▶ [What this task involves]: Lines holding the string "health" are the ones to copy from this listing.

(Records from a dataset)
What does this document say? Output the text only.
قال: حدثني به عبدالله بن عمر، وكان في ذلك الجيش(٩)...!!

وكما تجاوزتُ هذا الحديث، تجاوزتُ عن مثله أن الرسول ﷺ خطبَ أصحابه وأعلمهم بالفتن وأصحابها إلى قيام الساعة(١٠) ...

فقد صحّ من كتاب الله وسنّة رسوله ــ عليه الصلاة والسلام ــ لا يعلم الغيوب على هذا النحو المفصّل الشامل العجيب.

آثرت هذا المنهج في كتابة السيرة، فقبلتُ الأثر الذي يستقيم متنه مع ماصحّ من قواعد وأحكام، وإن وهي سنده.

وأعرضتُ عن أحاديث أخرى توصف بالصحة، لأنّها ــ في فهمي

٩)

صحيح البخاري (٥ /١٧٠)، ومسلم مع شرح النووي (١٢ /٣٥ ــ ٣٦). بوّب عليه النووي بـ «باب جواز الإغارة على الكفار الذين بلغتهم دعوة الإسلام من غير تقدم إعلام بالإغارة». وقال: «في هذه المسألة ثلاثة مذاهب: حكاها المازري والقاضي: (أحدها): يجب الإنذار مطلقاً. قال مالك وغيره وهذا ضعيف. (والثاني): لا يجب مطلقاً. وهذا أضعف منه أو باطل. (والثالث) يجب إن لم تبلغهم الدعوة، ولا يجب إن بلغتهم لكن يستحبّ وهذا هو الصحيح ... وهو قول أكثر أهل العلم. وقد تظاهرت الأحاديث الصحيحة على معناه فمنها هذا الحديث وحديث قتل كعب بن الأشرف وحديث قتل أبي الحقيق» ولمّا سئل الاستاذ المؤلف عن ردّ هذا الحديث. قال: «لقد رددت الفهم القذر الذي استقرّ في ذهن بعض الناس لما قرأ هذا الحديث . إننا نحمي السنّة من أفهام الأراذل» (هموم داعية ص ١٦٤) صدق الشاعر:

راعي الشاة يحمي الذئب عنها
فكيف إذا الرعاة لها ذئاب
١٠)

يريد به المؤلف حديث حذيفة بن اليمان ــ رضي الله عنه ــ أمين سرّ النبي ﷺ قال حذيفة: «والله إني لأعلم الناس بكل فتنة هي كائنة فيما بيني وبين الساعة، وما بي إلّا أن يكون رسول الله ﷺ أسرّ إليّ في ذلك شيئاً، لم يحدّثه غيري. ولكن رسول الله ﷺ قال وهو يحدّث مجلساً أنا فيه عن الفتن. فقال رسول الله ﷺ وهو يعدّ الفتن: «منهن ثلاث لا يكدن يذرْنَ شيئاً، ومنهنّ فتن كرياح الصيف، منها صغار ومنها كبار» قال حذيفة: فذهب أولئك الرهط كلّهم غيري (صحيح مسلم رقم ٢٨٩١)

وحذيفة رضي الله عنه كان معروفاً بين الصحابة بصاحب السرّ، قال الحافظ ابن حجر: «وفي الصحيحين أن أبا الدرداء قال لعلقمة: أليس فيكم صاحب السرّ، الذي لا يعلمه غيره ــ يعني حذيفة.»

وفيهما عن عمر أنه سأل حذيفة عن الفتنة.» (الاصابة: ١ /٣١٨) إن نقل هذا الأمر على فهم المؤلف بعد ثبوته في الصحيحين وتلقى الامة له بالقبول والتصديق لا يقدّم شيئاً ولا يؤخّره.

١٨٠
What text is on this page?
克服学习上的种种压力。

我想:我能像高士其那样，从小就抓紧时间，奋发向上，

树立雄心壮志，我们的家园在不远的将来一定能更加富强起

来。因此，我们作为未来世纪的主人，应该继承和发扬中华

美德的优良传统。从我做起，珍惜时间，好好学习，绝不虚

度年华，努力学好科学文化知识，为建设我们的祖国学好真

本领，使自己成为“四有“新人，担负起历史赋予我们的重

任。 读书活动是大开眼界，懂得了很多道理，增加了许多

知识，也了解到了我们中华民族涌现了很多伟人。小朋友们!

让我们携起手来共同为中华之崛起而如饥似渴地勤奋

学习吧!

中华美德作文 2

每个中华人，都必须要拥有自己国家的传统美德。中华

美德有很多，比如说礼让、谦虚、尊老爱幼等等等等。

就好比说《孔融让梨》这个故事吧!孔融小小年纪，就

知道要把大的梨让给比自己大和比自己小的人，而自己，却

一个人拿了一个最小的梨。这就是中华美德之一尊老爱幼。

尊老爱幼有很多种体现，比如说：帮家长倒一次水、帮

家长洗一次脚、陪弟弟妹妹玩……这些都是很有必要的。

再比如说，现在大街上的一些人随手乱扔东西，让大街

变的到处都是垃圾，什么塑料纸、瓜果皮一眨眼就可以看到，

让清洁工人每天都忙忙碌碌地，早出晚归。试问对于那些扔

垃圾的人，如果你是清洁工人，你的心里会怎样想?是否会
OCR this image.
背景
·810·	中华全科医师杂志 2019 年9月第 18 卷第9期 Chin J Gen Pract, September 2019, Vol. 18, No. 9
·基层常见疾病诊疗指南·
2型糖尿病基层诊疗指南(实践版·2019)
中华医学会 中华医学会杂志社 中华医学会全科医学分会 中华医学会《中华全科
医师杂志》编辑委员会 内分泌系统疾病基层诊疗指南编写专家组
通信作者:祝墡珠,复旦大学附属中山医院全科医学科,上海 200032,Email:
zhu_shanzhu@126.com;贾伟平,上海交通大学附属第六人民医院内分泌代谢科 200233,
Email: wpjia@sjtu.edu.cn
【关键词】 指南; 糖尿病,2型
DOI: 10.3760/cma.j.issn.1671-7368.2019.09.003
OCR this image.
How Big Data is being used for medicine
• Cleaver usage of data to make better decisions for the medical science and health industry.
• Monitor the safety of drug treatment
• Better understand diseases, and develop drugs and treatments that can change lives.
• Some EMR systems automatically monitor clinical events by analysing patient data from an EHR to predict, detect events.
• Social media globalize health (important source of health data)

▶ [Final result]:
• Cleaver usage of data to make better decisions for the medical science and health industry.
• Social media globalize health (important source of health data)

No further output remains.